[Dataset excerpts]
==============================

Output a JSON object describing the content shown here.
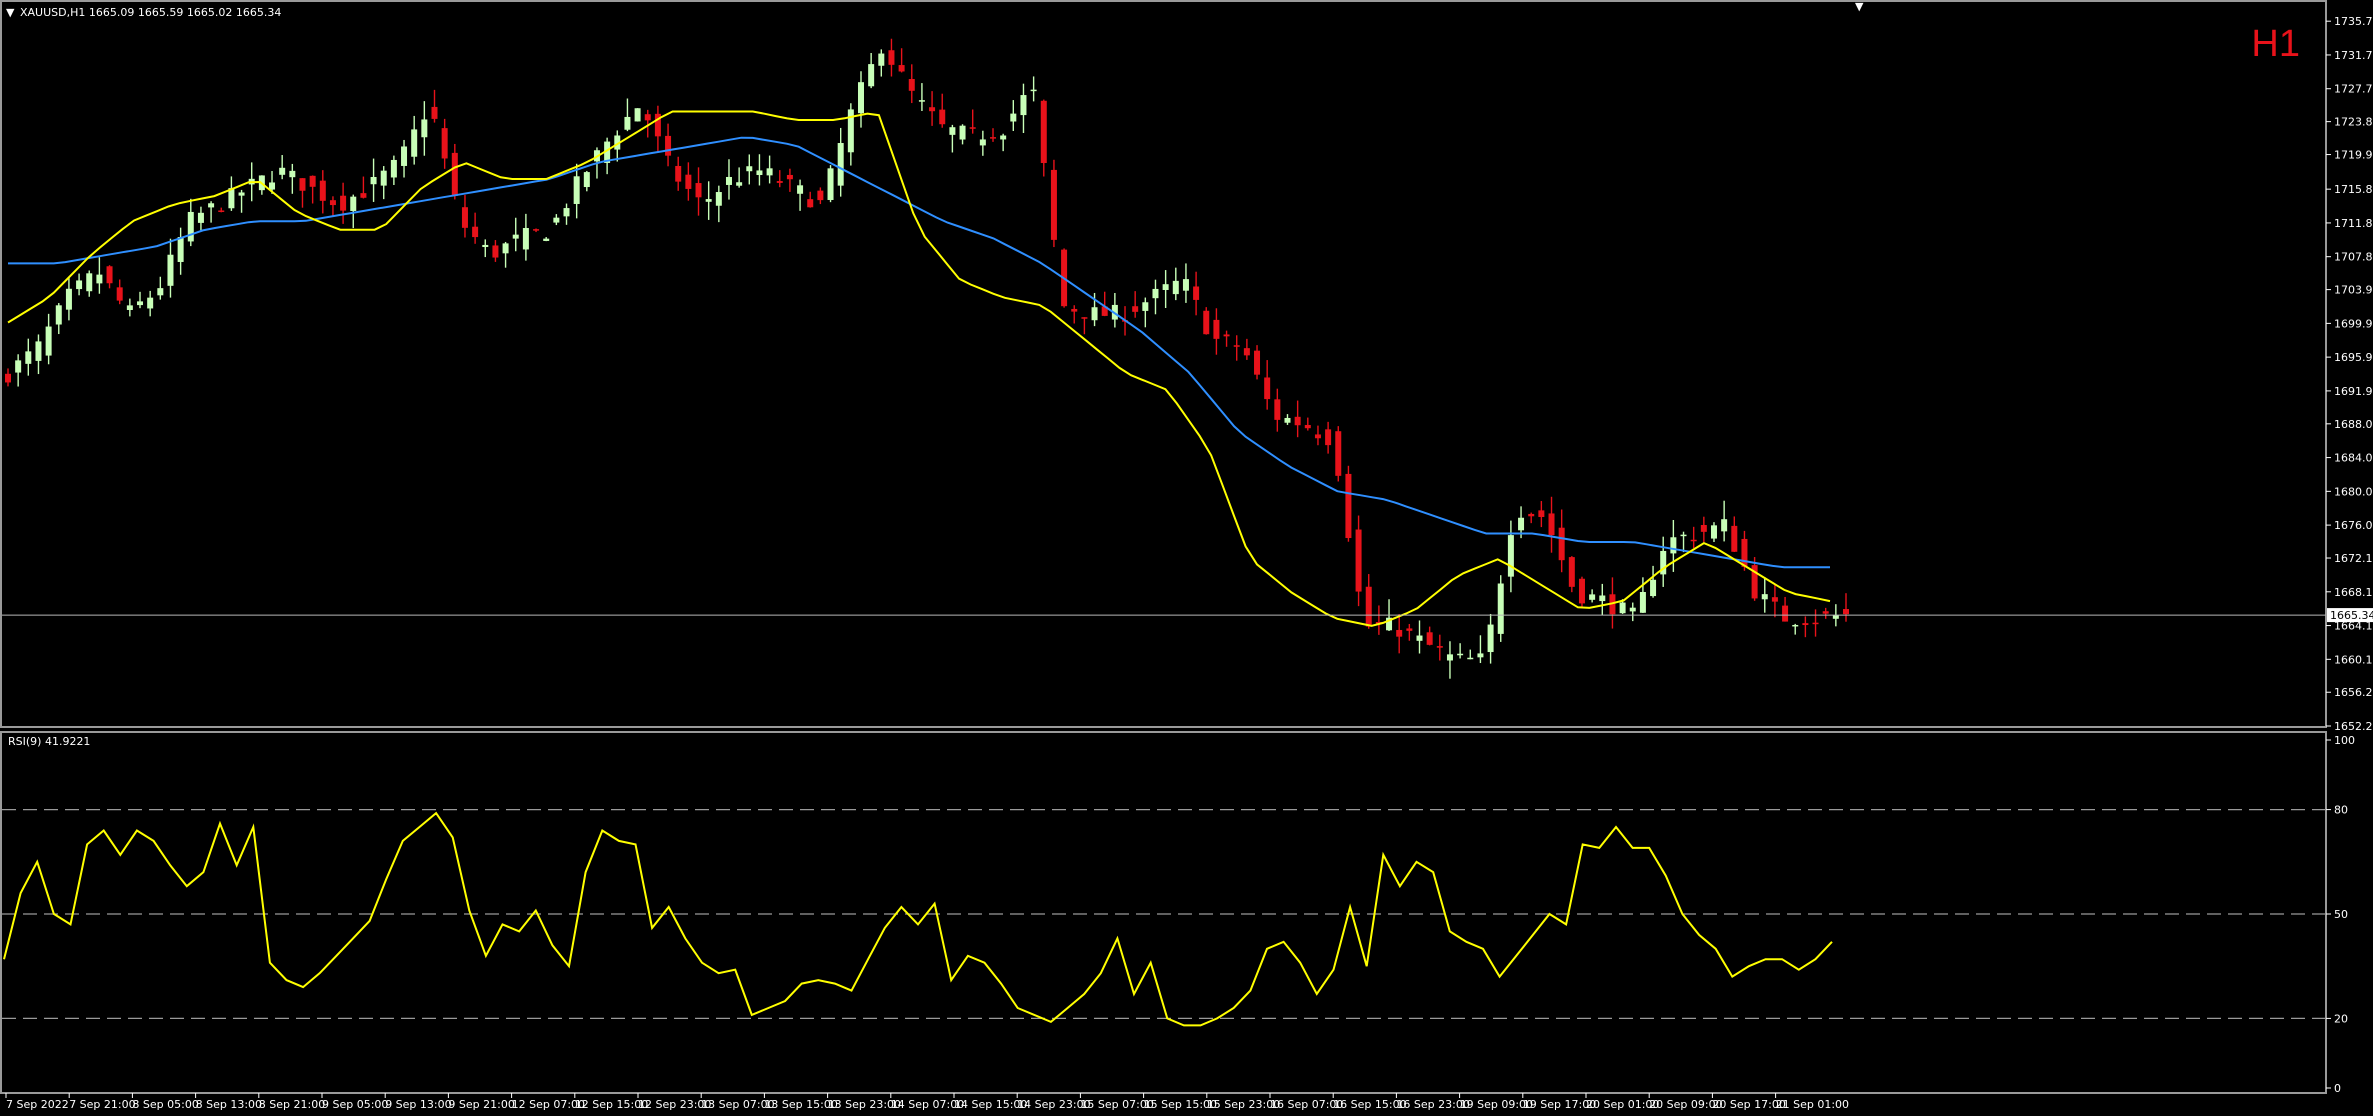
{
  "header": {
    "symbol_info": "XAUUSD,H1  1665.09 1665.59 1665.02 1665.34"
  },
  "timeframe_label": "H1",
  "current_price_label": "1665.34",
  "rsi_header": "RSI(9) 41.9221",
  "colors": {
    "background": "#000000",
    "bull": "#c8ffb8",
    "bear": "#e8121a",
    "ma_fast": "#ffff00",
    "ma_slow": "#2f8fff",
    "rsi": "#ffff00",
    "axis": "#ffffff",
    "timeframe": "#e8121a"
  },
  "chart_data": [
    {
      "type": "candlestick",
      "ylim": [
        1652.2,
        1737.5
      ],
      "y_ticks": [
        "1735.70",
        "1731.70",
        "1727.70",
        "1723.80",
        "1719.90",
        "1715.80",
        "1711.80",
        "1707.80",
        "1703.90",
        "1699.90",
        "1695.90",
        "1691.90",
        "1688.00",
        "1684.00",
        "1680.00",
        "1676.00",
        "1672.10",
        "1668.10",
        "1664.10",
        "1660.10",
        "1656.20",
        "1652.20"
      ],
      "x_labels": [
        "7 Sep 2022",
        "7 Sep 21:00",
        "8 Sep 05:00",
        "8 Sep 13:00",
        "8 Sep 21:00",
        "9 Sep 05:00",
        "9 Sep 13:00",
        "9 Sep 21:00",
        "12 Sep 07:00",
        "12 Sep 15:00",
        "12 Sep 23:00",
        "13 Sep 07:00",
        "13 Sep 15:00",
        "13 Sep 23:00",
        "14 Sep 07:00",
        "14 Sep 15:00",
        "14 Sep 23:00",
        "15 Sep 07:00",
        "15 Sep 15:00",
        "15 Sep 23:00",
        "16 Sep 07:00",
        "16 Sep 15:00",
        "16 Sep 23:00",
        "19 Sep 09:00",
        "19 Sep 17:00",
        "20 Sep 01:00",
        "20 Sep 09:00",
        "20 Sep 17:00",
        "21 Sep 01:00"
      ],
      "close_anchors": [
        1694,
        1697,
        1703,
        1706,
        1701,
        1704,
        1712,
        1714,
        1716,
        1718,
        1716,
        1714,
        1716,
        1719,
        1726,
        1712,
        1708,
        1710,
        1711,
        1717,
        1722,
        1726,
        1718,
        1714,
        1717,
        1718,
        1716,
        1714,
        1725,
        1733,
        1727,
        1723,
        1722,
        1723,
        1728,
        1702,
        1701,
        1701,
        1703,
        1705,
        1698,
        1697,
        1689,
        1688,
        1686,
        1664,
        1664,
        1662,
        1660,
        1660,
        1678,
        1677,
        1668,
        1667,
        1665,
        1674,
        1675,
        1676,
        1668,
        1665,
        1665,
        1665.34
      ],
      "ma_fast_anchors": [
        1700,
        1703,
        1708,
        1712,
        1714,
        1715,
        1717,
        1713,
        1711,
        1711,
        1716,
        1719,
        1717,
        1717,
        1719,
        1722,
        1725,
        1725,
        1725,
        1724,
        1724,
        1725,
        1711,
        1705,
        1703,
        1702,
        1698,
        1694,
        1692,
        1685,
        1672,
        1668,
        1665,
        1664,
        1666,
        1670,
        1672,
        1669,
        1666,
        1667,
        1671,
        1674,
        1671,
        1668,
        1667
      ],
      "ma_slow_anchors": [
        1707,
        1707,
        1708,
        1709,
        1711,
        1712,
        1712,
        1713,
        1714,
        1715,
        1716,
        1717,
        1719,
        1720,
        1721,
        1722,
        1721,
        1718,
        1715,
        1712,
        1710,
        1707,
        1703,
        1699,
        1694,
        1687,
        1683,
        1680,
        1679,
        1677,
        1675,
        1675,
        1674,
        1674,
        1673,
        1672,
        1671,
        1671
      ]
    },
    {
      "type": "line",
      "ylim": [
        0,
        100
      ],
      "y_ticks": [
        "100",
        "80",
        "50",
        "20",
        "0"
      ],
      "levels": [
        80,
        50,
        20
      ],
      "values": [
        37,
        56,
        65,
        50,
        47,
        70,
        74,
        67,
        74,
        71,
        64,
        58,
        62,
        76,
        64,
        75,
        36,
        31,
        29,
        33,
        38,
        43,
        48,
        60,
        71,
        75,
        79,
        72,
        51,
        38,
        47,
        45,
        51,
        41,
        35,
        62,
        74,
        71,
        70,
        46,
        52,
        43,
        36,
        33,
        34,
        21,
        23,
        25,
        30,
        31,
        30,
        28,
        37,
        46,
        52,
        47,
        53,
        31,
        38,
        36,
        30,
        23,
        21,
        19,
        23,
        27,
        33,
        43,
        27,
        36,
        20,
        18,
        18,
        20,
        23,
        28,
        40,
        42,
        36,
        27,
        34,
        52,
        35,
        67,
        58,
        65,
        62,
        45,
        42,
        40,
        32,
        38,
        44,
        50,
        47,
        70,
        69,
        75,
        69,
        69,
        61,
        50,
        44,
        40,
        32,
        35,
        37,
        37,
        34,
        37,
        42
      ]
    }
  ]
}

==============================

WHAT THE EXERCISE ASKS: Retype the data above exactly; pictures are not part of the copy.

FINISHED TASK:
Output a JSON object describing the content shown here.
{
  "header": {
    "symbol_info": "XAUUSD,H1  1665.09 1665.59 1665.02 1665.34"
  },
  "timeframe_label": "H1",
  "current_price_label": "1665.34",
  "rsi_header": "RSI(9) 41.9221",
  "colors": {
    "background": "#000000",
    "bull": "#c8ffb8",
    "bear": "#e8121a",
    "ma_fast": "#ffff00",
    "ma_slow": "#2f8fff",
    "rsi": "#ffff00",
    "axis": "#ffffff",
    "timeframe": "#e8121a"
  },
  "chart_data": [
    {
      "type": "candlestick",
      "ylim": [
        1652.2,
        1737.5
      ],
      "y_ticks": [
        "1735.70",
        "1731.70",
        "1727.70",
        "1723.80",
        "1719.90",
        "1715.80",
        "1711.80",
        "1707.80",
        "1703.90",
        "1699.90",
        "1695.90",
        "1691.90",
        "1688.00",
        "1684.00",
        "1680.00",
        "1676.00",
        "1672.10",
        "1668.10",
        "1664.10",
        "1660.10",
        "1656.20",
        "1652.20"
      ],
      "x_labels": [
        "7 Sep 2022",
        "7 Sep 21:00",
        "8 Sep 05:00",
        "8 Sep 13:00",
        "8 Sep 21:00",
        "9 Sep 05:00",
        "9 Sep 13:00",
        "9 Sep 21:00",
        "12 Sep 07:00",
        "12 Sep 15:00",
        "12 Sep 23:00",
        "13 Sep 07:00",
        "13 Sep 15:00",
        "13 Sep 23:00",
        "14 Sep 07:00",
        "14 Sep 15:00",
        "14 Sep 23:00",
        "15 Sep 07:00",
        "15 Sep 15:00",
        "15 Sep 23:00",
        "16 Sep 07:00",
        "16 Sep 15:00",
        "16 Sep 23:00",
        "19 Sep 09:00",
        "19 Sep 17:00",
        "20 Sep 01:00",
        "20 Sep 09:00",
        "20 Sep 17:00",
        "21 Sep 01:00"
      ],
      "close_anchors": [
        1694,
        1697,
        1703,
        1706,
        1701,
        1704,
        1712,
        1714,
        1716,
        1718,
        1716,
        1714,
        1716,
        1719,
        1726,
        1712,
        1708,
        1710,
        1711,
        1717,
        1722,
        1726,
        1718,
        1714,
        1717,
        1718,
        1716,
        1714,
        1725,
        1733,
        1727,
        1723,
        1722,
        1723,
        1728,
        1702,
        1701,
        1701,
        1703,
        1705,
        1698,
        1697,
        1689,
        1688,
        1686,
        1664,
        1664,
        1662,
        1660,
        1660,
        1678,
        1677,
        1668,
        1667,
        1665,
        1674,
        1675,
        1676,
        1668,
        1665,
        1665,
        1665.34
      ],
      "ma_fast_anchors": [
        1700,
        1703,
        1708,
        1712,
        1714,
        1715,
        1717,
        1713,
        1711,
        1711,
        1716,
        1719,
        1717,
        1717,
        1719,
        1722,
        1725,
        1725,
        1725,
        1724,
        1724,
        1725,
        1711,
        1705,
        1703,
        1702,
        1698,
        1694,
        1692,
        1685,
        1672,
        1668,
        1665,
        1664,
        1666,
        1670,
        1672,
        1669,
        1666,
        1667,
        1671,
        1674,
        1671,
        1668,
        1667
      ],
      "ma_slow_anchors": [
        1707,
        1707,
        1708,
        1709,
        1711,
        1712,
        1712,
        1713,
        1714,
        1715,
        1716,
        1717,
        1719,
        1720,
        1721,
        1722,
        1721,
        1718,
        1715,
        1712,
        1710,
        1707,
        1703,
        1699,
        1694,
        1687,
        1683,
        1680,
        1679,
        1677,
        1675,
        1675,
        1674,
        1674,
        1673,
        1672,
        1671,
        1671
      ]
    },
    {
      "type": "line",
      "ylim": [
        0,
        100
      ],
      "y_ticks": [
        "100",
        "80",
        "50",
        "20",
        "0"
      ],
      "levels": [
        80,
        50,
        20
      ],
      "values": [
        37,
        56,
        65,
        50,
        47,
        70,
        74,
        67,
        74,
        71,
        64,
        58,
        62,
        76,
        64,
        75,
        36,
        31,
        29,
        33,
        38,
        43,
        48,
        60,
        71,
        75,
        79,
        72,
        51,
        38,
        47,
        45,
        51,
        41,
        35,
        62,
        74,
        71,
        70,
        46,
        52,
        43,
        36,
        33,
        34,
        21,
        23,
        25,
        30,
        31,
        30,
        28,
        37,
        46,
        52,
        47,
        53,
        31,
        38,
        36,
        30,
        23,
        21,
        19,
        23,
        27,
        33,
        43,
        27,
        36,
        20,
        18,
        18,
        20,
        23,
        28,
        40,
        42,
        36,
        27,
        34,
        52,
        35,
        67,
        58,
        65,
        62,
        45,
        42,
        40,
        32,
        38,
        44,
        50,
        47,
        70,
        69,
        75,
        69,
        69,
        61,
        50,
        44,
        40,
        32,
        35,
        37,
        37,
        34,
        37,
        42
      ]
    }
  ]
}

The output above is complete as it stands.